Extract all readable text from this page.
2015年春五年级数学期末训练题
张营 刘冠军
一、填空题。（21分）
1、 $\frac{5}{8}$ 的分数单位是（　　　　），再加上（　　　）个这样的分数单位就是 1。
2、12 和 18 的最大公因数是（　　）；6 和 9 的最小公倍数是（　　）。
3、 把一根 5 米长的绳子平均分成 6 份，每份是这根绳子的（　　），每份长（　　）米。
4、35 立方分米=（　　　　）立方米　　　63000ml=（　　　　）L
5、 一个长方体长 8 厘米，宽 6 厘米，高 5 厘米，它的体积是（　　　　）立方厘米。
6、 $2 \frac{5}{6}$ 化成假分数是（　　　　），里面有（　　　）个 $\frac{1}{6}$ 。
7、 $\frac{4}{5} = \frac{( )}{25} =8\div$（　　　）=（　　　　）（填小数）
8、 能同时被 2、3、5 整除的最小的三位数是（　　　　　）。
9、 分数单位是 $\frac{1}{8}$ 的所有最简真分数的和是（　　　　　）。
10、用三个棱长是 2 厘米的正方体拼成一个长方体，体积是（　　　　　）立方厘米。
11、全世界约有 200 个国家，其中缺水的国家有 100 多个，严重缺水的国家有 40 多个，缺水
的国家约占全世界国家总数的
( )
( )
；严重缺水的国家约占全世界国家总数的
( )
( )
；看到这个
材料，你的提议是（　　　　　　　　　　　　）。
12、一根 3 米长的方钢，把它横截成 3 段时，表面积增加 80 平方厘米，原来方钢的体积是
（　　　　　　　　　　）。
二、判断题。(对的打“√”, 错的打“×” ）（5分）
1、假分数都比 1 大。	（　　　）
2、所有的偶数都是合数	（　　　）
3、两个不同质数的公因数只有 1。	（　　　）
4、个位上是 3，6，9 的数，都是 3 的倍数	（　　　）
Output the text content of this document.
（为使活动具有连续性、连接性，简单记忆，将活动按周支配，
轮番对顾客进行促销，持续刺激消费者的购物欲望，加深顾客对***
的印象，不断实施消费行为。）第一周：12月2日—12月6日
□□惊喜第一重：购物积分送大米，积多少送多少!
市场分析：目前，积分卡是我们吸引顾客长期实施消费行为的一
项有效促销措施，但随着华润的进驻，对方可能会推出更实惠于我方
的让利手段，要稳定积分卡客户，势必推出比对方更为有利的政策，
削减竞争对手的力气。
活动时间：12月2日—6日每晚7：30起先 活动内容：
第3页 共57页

Task instructions:
Locate all lines holding the word "立方厘米", then copy them out.

In response:
5、 一个长方体长 8 厘米，宽 6 厘米，高 5 厘米，它的体积是（　　　　）立方厘米。
10、用三个棱长是 2 厘米的正方体拼成一个长方体，体积是（　　　　　）立方厘米。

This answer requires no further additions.